[start of Records for this task]
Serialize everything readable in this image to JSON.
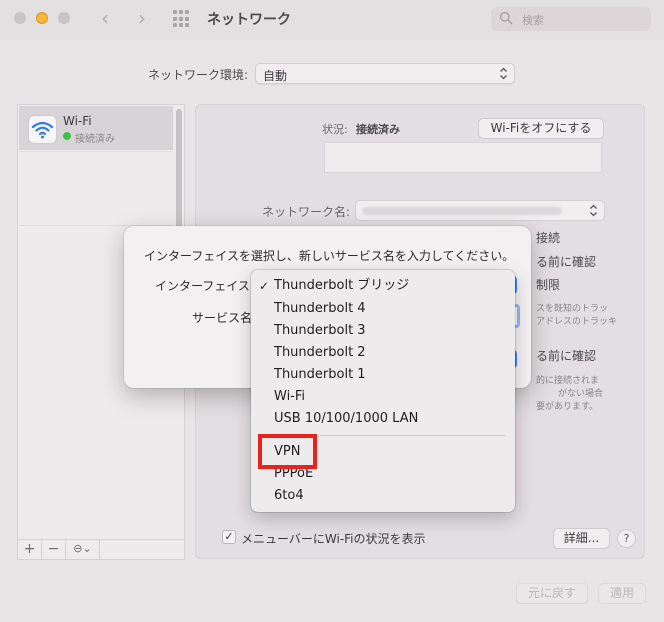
{
  "window": {
    "title": "ネットワーク",
    "search_placeholder": "検索"
  },
  "location": {
    "label": "ネットワーク環境:",
    "value": "自動"
  },
  "sidebar": {
    "items": [
      {
        "name": "Wi-Fi",
        "status": "接続済み"
      }
    ],
    "toolbar": {
      "add": "+",
      "remove": "−",
      "action": "⊖⌄"
    }
  },
  "detail": {
    "status_label": "状況:",
    "status_value": "接続済み",
    "wifi_off_button": "Wi-Fiをオフにする",
    "network_name_label": "ネットワーク名:",
    "fragments": [
      "接続",
      "る前に確認",
      "スを既知のトラッ",
      "アドレスのトラッキ",
      "制限",
      "る前に確認",
      "的に接続されま",
      "がない場合",
      "要があります。"
    ],
    "menubar_checkbox_checked": true,
    "menubar_label": "メニューバーにWi-Fiの状況を表示",
    "details_button": "詳細...",
    "help_button": "?",
    "revert_button": "元に戻す",
    "apply_button": "適用"
  },
  "sheet": {
    "message": "インターフェイスを選択し、新しいサービス名を入力してください。",
    "interface_label": "インターフェイス",
    "service_name_label": "サービス名"
  },
  "menu": {
    "selected": "Thunderbolt ブリッジ",
    "items_group1": [
      "Thunderbolt ブリッジ",
      "Thunderbolt 4",
      "Thunderbolt 3",
      "Thunderbolt 2",
      "Thunderbolt 1",
      "Wi-Fi",
      "USB 10/100/1000 LAN"
    ],
    "items_group2": [
      "VPN",
      "PPPoE",
      "6to4"
    ],
    "highlighted": "VPN"
  },
  "colors": {
    "highlight": "#e8231b",
    "accent": "#3b82f6",
    "connected": "#3fbf4a"
  }
}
[end of Records for this task]
● Aim of the exercise: Return the full material word for word. Do not include the pictures.

● Exercise solution:
Serialize everything readable in this image to JSON.
{
  "window": {
    "title": "ネットワーク",
    "search_placeholder": "検索"
  },
  "location": {
    "label": "ネットワーク環境:",
    "value": "自動"
  },
  "sidebar": {
    "items": [
      {
        "name": "Wi-Fi",
        "status": "接続済み"
      }
    ],
    "toolbar": {
      "add": "+",
      "remove": "−",
      "action": "⊖⌄"
    }
  },
  "detail": {
    "status_label": "状況:",
    "status_value": "接続済み",
    "wifi_off_button": "Wi-Fiをオフにする",
    "network_name_label": "ネットワーク名:",
    "fragments": [
      "接続",
      "る前に確認",
      "スを既知のトラッ",
      "アドレスのトラッキ",
      "制限",
      "る前に確認",
      "的に接続されま",
      "がない場合",
      "要があります。"
    ],
    "menubar_checkbox_checked": true,
    "menubar_label": "メニューバーにWi-Fiの状況を表示",
    "details_button": "詳細...",
    "help_button": "?",
    "revert_button": "元に戻す",
    "apply_button": "適用"
  },
  "sheet": {
    "message": "インターフェイスを選択し、新しいサービス名を入力してください。",
    "interface_label": "インターフェイス",
    "service_name_label": "サービス名"
  },
  "menu": {
    "selected": "Thunderbolt ブリッジ",
    "items_group1": [
      "Thunderbolt ブリッジ",
      "Thunderbolt 4",
      "Thunderbolt 3",
      "Thunderbolt 2",
      "Thunderbolt 1",
      "Wi-Fi",
      "USB 10/100/1000 LAN"
    ],
    "items_group2": [
      "VPN",
      "PPPoE",
      "6to4"
    ],
    "highlighted": "VPN"
  },
  "colors": {
    "highlight": "#e8231b",
    "accent": "#3b82f6",
    "connected": "#3fbf4a"
  }
}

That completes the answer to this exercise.